Lines of data

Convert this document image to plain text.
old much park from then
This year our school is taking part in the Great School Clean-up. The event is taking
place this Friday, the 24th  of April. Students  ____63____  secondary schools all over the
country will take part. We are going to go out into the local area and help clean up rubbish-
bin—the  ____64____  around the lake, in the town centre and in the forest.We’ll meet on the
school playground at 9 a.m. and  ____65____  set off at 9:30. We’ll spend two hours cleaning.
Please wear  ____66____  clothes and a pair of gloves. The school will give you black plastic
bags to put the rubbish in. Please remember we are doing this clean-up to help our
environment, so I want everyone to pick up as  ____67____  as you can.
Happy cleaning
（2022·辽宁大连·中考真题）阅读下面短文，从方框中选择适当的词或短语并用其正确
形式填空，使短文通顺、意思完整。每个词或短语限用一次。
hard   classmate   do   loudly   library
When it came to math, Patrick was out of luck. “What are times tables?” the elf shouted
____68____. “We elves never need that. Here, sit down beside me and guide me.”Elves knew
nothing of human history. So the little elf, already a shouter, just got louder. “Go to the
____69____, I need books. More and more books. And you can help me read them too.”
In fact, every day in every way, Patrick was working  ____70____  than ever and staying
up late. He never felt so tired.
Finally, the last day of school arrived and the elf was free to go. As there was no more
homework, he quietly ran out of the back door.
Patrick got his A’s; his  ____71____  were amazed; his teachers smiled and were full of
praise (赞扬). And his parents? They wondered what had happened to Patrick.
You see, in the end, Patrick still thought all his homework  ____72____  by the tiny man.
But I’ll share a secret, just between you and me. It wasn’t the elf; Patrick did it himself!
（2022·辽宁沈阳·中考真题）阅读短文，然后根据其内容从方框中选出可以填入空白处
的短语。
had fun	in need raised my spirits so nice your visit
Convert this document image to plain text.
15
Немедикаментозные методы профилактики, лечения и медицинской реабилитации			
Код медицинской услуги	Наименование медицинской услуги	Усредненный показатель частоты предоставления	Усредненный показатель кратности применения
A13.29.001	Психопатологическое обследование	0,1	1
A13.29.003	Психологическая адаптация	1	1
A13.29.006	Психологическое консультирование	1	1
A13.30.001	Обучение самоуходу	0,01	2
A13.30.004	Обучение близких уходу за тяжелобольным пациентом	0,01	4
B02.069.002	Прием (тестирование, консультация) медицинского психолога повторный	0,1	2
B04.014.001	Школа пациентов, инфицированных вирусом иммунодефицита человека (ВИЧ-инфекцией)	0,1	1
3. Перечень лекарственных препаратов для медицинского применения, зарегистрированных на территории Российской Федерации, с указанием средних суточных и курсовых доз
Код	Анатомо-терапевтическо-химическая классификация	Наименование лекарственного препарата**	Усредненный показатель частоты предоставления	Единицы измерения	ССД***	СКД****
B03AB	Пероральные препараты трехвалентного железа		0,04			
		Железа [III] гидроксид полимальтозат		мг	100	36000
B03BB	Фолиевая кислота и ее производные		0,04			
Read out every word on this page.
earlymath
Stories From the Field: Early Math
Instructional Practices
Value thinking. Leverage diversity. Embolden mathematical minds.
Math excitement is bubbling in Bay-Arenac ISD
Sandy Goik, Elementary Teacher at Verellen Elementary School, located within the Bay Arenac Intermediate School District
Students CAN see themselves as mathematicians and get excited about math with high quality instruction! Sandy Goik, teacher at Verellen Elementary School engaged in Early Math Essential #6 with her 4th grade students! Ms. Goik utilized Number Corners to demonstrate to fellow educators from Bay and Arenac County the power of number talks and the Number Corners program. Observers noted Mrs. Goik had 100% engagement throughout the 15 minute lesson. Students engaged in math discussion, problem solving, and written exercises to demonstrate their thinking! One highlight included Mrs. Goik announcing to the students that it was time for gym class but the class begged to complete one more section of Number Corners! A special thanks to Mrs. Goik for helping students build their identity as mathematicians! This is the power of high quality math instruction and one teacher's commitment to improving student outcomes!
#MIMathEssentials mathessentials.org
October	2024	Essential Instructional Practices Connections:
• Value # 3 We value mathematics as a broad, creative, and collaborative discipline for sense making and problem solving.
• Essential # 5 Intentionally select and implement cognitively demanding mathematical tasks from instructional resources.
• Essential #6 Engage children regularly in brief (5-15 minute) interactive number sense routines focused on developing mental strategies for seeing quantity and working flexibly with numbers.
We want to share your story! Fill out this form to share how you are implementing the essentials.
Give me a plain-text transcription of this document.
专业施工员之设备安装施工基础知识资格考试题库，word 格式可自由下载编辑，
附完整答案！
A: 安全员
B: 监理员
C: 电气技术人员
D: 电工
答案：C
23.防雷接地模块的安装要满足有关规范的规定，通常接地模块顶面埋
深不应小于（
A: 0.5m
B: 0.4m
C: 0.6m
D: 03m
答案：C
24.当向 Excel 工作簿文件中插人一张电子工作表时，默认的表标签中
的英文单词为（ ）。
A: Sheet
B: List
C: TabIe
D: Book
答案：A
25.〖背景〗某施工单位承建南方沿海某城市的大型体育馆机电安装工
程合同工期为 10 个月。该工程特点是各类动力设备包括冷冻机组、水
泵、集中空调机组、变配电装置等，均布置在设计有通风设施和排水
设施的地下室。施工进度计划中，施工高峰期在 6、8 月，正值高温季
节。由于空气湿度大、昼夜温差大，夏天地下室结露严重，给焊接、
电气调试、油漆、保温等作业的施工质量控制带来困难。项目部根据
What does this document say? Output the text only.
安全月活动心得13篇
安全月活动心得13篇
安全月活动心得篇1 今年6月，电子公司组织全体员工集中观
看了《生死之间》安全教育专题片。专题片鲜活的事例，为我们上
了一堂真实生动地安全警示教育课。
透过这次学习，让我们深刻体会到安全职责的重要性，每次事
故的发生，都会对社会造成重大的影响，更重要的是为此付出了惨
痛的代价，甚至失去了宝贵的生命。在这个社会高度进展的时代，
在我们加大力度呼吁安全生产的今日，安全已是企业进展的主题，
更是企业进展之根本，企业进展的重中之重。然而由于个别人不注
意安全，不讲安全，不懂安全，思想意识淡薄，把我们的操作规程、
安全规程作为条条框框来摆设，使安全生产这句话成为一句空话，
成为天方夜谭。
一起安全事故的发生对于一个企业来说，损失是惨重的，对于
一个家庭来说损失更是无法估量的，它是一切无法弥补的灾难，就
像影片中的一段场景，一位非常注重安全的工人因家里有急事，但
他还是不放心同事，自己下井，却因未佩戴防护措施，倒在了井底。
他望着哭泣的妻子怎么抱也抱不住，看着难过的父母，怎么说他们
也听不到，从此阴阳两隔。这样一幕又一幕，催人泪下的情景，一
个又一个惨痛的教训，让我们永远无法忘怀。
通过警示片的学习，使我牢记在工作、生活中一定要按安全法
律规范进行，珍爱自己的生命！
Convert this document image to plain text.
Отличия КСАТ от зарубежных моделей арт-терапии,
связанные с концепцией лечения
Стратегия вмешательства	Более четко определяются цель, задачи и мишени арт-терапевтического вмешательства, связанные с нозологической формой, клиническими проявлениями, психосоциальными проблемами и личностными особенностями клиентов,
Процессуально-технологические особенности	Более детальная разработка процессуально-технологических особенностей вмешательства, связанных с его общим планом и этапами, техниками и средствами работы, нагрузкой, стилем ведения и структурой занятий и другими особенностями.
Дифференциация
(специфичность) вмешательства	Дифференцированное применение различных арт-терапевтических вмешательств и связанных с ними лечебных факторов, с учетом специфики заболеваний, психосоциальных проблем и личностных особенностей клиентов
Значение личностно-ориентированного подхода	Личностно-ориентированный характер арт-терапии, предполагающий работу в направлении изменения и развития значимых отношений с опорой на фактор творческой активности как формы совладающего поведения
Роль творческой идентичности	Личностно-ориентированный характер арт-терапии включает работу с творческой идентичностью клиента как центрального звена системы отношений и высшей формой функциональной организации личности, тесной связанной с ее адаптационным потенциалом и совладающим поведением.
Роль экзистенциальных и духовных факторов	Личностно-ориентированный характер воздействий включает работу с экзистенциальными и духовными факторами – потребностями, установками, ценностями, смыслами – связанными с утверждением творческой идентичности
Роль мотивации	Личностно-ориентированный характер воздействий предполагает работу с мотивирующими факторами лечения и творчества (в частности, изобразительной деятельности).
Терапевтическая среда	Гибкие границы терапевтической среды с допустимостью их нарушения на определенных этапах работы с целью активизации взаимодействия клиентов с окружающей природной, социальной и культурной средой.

## Work instructions
Select every line of the material above holding the word "Please" and copy it.

## Answer
Please wear  ____66____  clothes and a pair of gloves. The school will give you black plastic
bags to put the rubbish in. Please remember we are doing this clean-up to help our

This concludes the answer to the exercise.